• EXERCISE AIM
Each line below is to be written out in full, exactly as shown.

>> START

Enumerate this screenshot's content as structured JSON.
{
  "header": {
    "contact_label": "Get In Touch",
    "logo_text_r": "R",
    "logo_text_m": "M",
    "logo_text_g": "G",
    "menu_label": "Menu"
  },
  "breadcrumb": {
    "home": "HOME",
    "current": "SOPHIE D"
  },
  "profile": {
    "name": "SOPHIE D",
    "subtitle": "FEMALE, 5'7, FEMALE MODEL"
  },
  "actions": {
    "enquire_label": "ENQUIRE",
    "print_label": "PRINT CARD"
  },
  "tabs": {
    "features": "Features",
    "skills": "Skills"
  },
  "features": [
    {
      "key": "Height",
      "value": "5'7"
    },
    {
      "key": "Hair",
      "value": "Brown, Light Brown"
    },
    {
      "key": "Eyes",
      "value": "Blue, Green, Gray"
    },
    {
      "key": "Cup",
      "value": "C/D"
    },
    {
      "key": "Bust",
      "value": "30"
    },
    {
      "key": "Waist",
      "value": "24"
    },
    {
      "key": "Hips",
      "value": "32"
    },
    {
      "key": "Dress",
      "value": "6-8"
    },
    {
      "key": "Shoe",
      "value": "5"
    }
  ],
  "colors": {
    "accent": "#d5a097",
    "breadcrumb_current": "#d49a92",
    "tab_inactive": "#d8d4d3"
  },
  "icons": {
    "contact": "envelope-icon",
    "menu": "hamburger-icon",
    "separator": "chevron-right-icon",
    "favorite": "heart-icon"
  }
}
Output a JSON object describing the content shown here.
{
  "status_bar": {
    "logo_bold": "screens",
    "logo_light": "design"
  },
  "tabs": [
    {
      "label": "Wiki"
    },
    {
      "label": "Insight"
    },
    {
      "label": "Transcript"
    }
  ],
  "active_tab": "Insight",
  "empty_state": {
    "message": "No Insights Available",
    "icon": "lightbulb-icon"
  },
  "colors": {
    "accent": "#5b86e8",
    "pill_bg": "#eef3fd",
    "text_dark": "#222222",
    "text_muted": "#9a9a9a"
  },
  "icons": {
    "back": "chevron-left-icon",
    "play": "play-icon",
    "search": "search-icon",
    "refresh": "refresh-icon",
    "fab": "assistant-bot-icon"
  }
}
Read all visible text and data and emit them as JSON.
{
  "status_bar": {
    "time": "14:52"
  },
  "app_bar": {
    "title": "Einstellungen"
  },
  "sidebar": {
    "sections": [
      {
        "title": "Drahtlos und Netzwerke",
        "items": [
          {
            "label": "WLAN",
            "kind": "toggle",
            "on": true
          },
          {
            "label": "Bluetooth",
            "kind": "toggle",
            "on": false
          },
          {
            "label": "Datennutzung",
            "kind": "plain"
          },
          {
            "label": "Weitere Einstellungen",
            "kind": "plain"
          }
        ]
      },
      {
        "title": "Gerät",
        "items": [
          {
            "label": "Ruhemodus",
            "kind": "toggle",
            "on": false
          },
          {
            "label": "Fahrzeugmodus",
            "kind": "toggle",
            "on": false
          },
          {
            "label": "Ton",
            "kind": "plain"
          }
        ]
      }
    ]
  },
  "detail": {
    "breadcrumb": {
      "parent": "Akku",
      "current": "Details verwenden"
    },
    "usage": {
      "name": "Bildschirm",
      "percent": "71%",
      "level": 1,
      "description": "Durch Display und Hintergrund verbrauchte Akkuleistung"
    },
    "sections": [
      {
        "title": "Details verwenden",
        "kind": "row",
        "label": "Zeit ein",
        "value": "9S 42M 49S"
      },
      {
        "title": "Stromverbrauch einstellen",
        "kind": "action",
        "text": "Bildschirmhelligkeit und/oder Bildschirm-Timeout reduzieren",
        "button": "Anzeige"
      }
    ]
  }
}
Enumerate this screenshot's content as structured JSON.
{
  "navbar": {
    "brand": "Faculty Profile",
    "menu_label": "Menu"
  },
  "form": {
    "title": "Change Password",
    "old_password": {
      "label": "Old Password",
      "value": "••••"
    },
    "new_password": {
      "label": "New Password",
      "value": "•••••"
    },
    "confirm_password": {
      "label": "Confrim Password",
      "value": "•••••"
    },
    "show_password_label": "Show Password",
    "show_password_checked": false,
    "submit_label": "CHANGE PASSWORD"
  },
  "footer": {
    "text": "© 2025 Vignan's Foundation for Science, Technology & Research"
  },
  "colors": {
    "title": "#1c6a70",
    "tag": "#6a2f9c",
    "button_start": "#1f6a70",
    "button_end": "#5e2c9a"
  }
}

>> END

• FINISHED ANSWER
Enumerate this screenshot's content as structured JSON.
{
  "header": {
    "contact_label": "Get In Touch",
    "logo_text_r": "R",
    "logo_text_m": "M",
    "logo_text_g": "G",
    "menu_label": "Menu"
  },
  "breadcrumb": {
    "home": "HOME",
    "current": "SOPHIE D"
  },
  "profile": {
    "name": "SOPHIE D",
    "subtitle": "FEMALE, 5'7, FEMALE MODEL"
  },
  "actions": {
    "enquire_label": "ENQUIRE",
    "print_label": "PRINT CARD"
  },
  "tabs": {
    "features": "Features",
    "skills": "Skills"
  },
  "features": [
    {
      "key": "Height",
      "value": "5'7"
    },
    {
      "key": "Hair",
      "value": "Brown, Light Brown"
    },
    {
      "key": "Eyes",
      "value": "Blue, Green, Gray"
    },
    {
      "key": "Cup",
      "value": "C/D"
    },
    {
      "key": "Bust",
      "value": "30"
    },
    {
      "key": "Waist",
      "value": "24"
    },
    {
      "key": "Hips",
      "value": "32"
    },
    {
      "key": "Dress",
      "value": "6-8"
    },
    {
      "key": "Shoe",
      "value": "5"
    }
  ],
  "colors": {
    "accent": "#d5a097",
    "breadcrumb_current": "#d49a92",
    "tab_inactive": "#d8d4d3"
  },
  "icons": {
    "contact": "envelope-icon",
    "menu": "hamburger-icon",
    "separator": "chevron-right-icon",
    "favorite": "heart-icon"
  }
}
Output a JSON object describing the content shown here.
{
  "status_bar": {
    "logo_bold": "screens",
    "logo_light": "design"
  },
  "tabs": [
    {
      "label": "Wiki"
    },
    {
      "label": "Insight"
    },
    {
      "label": "Transcript"
    }
  ],
  "active_tab": "Insight",
  "empty_state": {
    "message": "No Insights Available",
    "icon": "lightbulb-icon"
  },
  "colors": {
    "accent": "#5b86e8",
    "pill_bg": "#eef3fd",
    "text_dark": "#222222",
    "text_muted": "#9a9a9a"
  },
  "icons": {
    "back": "chevron-left-icon",
    "play": "play-icon",
    "search": "search-icon",
    "refresh": "refresh-icon",
    "fab": "assistant-bot-icon"
  }
}
Read all visible text and data and emit them as JSON.
{
  "status_bar": {
    "time": "14:52"
  },
  "app_bar": {
    "title": "Einstellungen"
  },
  "sidebar": {
    "sections": [
      {
        "title": "Drahtlos und Netzwerke",
        "items": [
          {
            "label": "WLAN",
            "kind": "toggle",
            "on": true
          },
          {
            "label": "Bluetooth",
            "kind": "toggle",
            "on": false
          },
          {
            "label": "Datennutzung",
            "kind": "plain"
          },
          {
            "label": "Weitere Einstellungen",
            "kind": "plain"
          }
        ]
      },
      {
        "title": "Gerät",
        "items": [
          {
            "label": "Ruhemodus",
            "kind": "toggle",
            "on": false
          },
          {
            "label": "Fahrzeugmodus",
            "kind": "toggle",
            "on": false
          },
          {
            "label": "Ton",
            "kind": "plain"
          }
        ]
      }
    ]
  },
  "detail": {
    "breadcrumb": {
      "parent": "Akku",
      "current": "Details verwenden"
    },
    "usage": {
      "name": "Bildschirm",
      "percent": "71%",
      "level": 1,
      "description": "Durch Display und Hintergrund verbrauchte Akkuleistung"
    },
    "sections": [
      {
        "title": "Details verwenden",
        "kind": "row",
        "label": "Zeit ein",
        "value": "9S 42M 49S"
      },
      {
        "title": "Stromverbrauch einstellen",
        "kind": "action",
        "text": "Bildschirmhelligkeit und/oder Bildschirm-Timeout reduzieren",
        "button": "Anzeige"
      }
    ]
  }
}
Enumerate this screenshot's content as structured JSON.
{
  "navbar": {
    "brand": "Faculty Profile",
    "menu_label": "Menu"
  },
  "form": {
    "title": "Change Password",
    "old_password": {
      "label": "Old Password",
      "value": "••••"
    },
    "new_password": {
      "label": "New Password",
      "value": "•••••"
    },
    "confirm_password": {
      "label": "Confrim Password",
      "value": "•••••"
    },
    "show_password_label": "Show Password",
    "show_password_checked": false,
    "submit_label": "CHANGE PASSWORD"
  },
  "footer": {
    "text": "© 2025 Vignan's Foundation for Science, Technology & Research"
  },
  "colors": {
    "title": "#1c6a70",
    "tag": "#6a2f9c",
    "button_start": "#1f6a70",
    "button_end": "#5e2c9a"
  }
}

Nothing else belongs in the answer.